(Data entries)
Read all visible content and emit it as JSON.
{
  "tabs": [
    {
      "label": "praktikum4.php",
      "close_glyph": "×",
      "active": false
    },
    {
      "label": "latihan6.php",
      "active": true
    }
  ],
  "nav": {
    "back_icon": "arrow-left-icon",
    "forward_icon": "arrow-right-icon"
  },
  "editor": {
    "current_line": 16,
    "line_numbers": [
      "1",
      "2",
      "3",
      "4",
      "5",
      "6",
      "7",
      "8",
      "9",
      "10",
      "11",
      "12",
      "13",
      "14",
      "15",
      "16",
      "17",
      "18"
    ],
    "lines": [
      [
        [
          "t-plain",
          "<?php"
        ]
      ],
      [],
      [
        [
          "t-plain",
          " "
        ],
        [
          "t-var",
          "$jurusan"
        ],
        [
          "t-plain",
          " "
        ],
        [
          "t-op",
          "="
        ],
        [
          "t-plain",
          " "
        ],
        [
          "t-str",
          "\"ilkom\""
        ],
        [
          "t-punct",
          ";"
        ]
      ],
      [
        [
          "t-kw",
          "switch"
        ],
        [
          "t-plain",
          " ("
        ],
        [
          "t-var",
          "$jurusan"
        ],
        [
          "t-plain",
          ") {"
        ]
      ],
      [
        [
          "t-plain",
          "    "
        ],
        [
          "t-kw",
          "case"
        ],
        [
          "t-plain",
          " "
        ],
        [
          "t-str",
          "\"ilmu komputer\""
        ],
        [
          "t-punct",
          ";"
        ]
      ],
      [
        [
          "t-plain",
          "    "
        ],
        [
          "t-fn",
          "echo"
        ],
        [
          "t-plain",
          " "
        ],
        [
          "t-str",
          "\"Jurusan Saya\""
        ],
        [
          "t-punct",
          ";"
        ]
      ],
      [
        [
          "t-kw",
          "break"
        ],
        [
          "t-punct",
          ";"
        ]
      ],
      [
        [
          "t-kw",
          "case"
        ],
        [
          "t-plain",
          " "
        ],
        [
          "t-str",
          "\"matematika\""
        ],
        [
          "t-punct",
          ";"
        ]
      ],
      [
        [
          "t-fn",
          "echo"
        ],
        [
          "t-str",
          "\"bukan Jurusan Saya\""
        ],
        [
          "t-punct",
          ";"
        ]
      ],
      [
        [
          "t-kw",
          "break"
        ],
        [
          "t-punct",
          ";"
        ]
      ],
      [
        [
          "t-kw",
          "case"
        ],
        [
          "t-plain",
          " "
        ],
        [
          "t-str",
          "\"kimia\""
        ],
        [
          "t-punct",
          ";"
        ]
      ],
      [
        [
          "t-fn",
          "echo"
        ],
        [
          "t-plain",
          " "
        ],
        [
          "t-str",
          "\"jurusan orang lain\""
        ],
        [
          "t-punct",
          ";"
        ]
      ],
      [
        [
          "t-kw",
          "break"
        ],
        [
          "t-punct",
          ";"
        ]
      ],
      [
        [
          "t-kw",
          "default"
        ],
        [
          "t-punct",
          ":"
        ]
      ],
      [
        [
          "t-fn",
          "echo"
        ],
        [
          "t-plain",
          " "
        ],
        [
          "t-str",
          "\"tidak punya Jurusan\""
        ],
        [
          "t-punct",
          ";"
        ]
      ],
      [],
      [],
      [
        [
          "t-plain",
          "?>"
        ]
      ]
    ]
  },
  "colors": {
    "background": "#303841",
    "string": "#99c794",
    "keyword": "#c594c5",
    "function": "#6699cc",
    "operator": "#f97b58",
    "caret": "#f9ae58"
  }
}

What you should do: Take every line from the data that contains the word "arrow".

Expected answer:
    "back_icon": "arrow-left-icon",
    "forward_icon": "arrow-right-icon"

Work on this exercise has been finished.